**Written task:** Convert each line of the rows below into a JSON array of strings, with one string per line and blank lines omitted.

(Dataset rows)

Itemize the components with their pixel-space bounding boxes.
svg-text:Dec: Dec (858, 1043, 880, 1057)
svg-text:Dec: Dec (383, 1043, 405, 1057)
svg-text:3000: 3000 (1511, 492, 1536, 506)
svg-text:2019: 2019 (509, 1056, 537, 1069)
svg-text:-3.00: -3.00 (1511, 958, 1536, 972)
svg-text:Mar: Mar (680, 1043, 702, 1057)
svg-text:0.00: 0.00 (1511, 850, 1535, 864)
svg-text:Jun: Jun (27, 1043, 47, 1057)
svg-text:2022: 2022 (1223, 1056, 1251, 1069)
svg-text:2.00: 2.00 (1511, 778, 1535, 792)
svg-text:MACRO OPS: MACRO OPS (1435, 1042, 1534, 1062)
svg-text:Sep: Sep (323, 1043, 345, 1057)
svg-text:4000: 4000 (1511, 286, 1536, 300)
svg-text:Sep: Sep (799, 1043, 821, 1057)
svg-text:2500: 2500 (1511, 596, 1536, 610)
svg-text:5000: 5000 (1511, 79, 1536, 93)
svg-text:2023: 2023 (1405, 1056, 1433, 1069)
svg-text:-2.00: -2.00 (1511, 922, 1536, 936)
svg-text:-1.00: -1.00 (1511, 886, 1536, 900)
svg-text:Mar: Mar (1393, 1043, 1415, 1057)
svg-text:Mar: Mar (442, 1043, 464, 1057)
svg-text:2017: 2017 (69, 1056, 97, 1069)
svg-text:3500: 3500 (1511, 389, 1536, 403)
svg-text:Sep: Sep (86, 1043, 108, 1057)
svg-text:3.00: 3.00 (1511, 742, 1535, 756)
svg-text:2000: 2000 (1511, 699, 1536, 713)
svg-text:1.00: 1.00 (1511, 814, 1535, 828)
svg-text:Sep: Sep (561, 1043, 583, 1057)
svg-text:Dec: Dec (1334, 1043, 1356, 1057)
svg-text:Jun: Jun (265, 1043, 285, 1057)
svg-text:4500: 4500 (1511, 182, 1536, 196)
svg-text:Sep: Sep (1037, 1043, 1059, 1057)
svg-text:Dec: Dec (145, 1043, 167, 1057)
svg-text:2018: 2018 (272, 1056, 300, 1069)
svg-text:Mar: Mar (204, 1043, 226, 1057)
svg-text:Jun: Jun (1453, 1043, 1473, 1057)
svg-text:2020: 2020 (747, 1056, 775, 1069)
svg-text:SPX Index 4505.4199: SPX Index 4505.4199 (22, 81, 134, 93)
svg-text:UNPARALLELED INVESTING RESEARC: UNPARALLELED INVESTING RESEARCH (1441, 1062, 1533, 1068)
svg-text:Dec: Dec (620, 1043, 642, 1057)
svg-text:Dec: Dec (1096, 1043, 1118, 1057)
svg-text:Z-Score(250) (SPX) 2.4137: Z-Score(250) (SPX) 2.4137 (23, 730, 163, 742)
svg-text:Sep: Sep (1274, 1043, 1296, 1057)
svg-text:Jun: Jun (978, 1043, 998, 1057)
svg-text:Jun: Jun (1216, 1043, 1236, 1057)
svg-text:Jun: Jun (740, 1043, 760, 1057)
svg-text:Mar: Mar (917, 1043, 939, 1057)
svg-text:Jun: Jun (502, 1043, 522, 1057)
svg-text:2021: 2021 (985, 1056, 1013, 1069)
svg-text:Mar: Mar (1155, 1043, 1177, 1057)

**Solved exercise:**
[
  "Itemize the components with their pixel-space bounding boxes.",
  "svg-text:Dec: Dec (858, 1043, 880, 1057)",
  "svg-text:Dec: Dec (383, 1043, 405, 1057)",
  "svg-text:3000: 3000 (1511, 492, 1536, 506)",
  "svg-text:2019: 2019 (509, 1056, 537, 1069)",
  "svg-text:-3.00: -3.00 (1511, 958, 1536, 972)",
  "svg-text:Mar: Mar (680, 1043, 702, 1057)",
  "svg-text:0.00: 0.00 (1511, 850, 1535, 864)",
  "svg-text:Jun: Jun (27, 1043, 47, 1057)",
  "svg-text:2022: 2022 (1223, 1056, 1251, 1069)",
  "svg-text:2.00: 2.00 (1511, 778, 1535, 792)",
  "svg-text:MACRO OPS: MACRO OPS (1435, 1042, 1534, 1062)",
  "svg-text:Sep: Sep (323, 1043, 345, 1057)",
  "svg-text:4000: 4000 (1511, 286, 1536, 300)",
  "svg-text:Sep: Sep (799, 1043, 821, 1057)",
  "svg-text:2500: 2500 (1511, 596, 1536, 610)",
  "svg-text:5000: 5000 (1511, 79, 1536, 93)",
  "svg-text:2023: 2023 (1405, 1056, 1433, 1069)",
  "svg-text:-2.00: -2.00 (1511, 922, 1536, 936)",
  "svg-text:-1.00: -1.00 (1511, 886, 1536, 900)",
  "svg-text:Mar: Mar (1393, 1043, 1415, 1057)",
  "svg-text:Mar: Mar (442, 1043, 464, 1057)",
  "svg-text:2017: 2017 (69, 1056, 97, 1069)",
  "svg-text:3500: 3500 (1511, 389, 1536, 403)",
  "svg-text:Sep: Sep (86, 1043, 108, 1057)",
  "svg-text:3.00: 3.00 (1511, 742, 1535, 756)",
  "svg-text:2000: 2000 (1511, 699, 1536, 713)",
  "svg-text:1.00: 1.00 (1511, 814, 1535, 828)",
  "svg-text:Sep: Sep (561, 1043, 583, 1057)",
  "svg-text:Dec: Dec (1334, 1043, 1356, 1057)",
  "svg-text:Jun: Jun (265, 1043, 285, 1057)",
  "svg-text:4500: 4500 (1511, 182, 1536, 196)",
  "svg-text:Sep: Sep (1037, 1043, 1059, 1057)",
  "svg-text:Dec: Dec (145, 1043, 167, 1057)",
  "svg-text:2018: 2018 (272, 1056, 300, 1069)",
  "svg-text:Mar: Mar (204, 1043, 226, 1057)",
  "svg-text:Jun: Jun (1453, 1043, 1473, 1057)",
  "svg-text:2020: 2020 (747, 1056, 775, 1069)",
  "svg-text:SPX Index 4505.4199: SPX Index 4505.4199 (22, 81, 134, 93)",
  "svg-text:UNPARALLELED INVESTING RESEARC: UNPARALLELED INVESTING RESEARCH (1441, 1062, 1533, 1068)",
  "svg-text:Dec: Dec (620, 1043, 642, 1057)",
  "svg-text:Dec: Dec (1096, 1043, 1118, 1057)",
  "svg-text:Z-Score(250) (SPX) 2.4137: Z-Score(250) (SPX) 2.4137 (23, 730, 163, 742)",
  "svg-text:Sep: Sep (1274, 1043, 1296, 1057)",
  "svg-text:Jun: Jun (978, 1043, 998, 1057)",
  "svg-text:Jun: Jun (1216, 1043, 1236, 1057)",
  "svg-text:Jun: Jun (740, 1043, 760, 1057)",
  "svg-text:Mar: Mar (917, 1043, 939, 1057)",
  "svg-text:Jun: Jun (502, 1043, 522, 1057)",
  "svg-text:2021: 2021 (985, 1056, 1013, 1069)",
  "svg-text:Mar: Mar (1155, 1043, 1177, 1057)"
]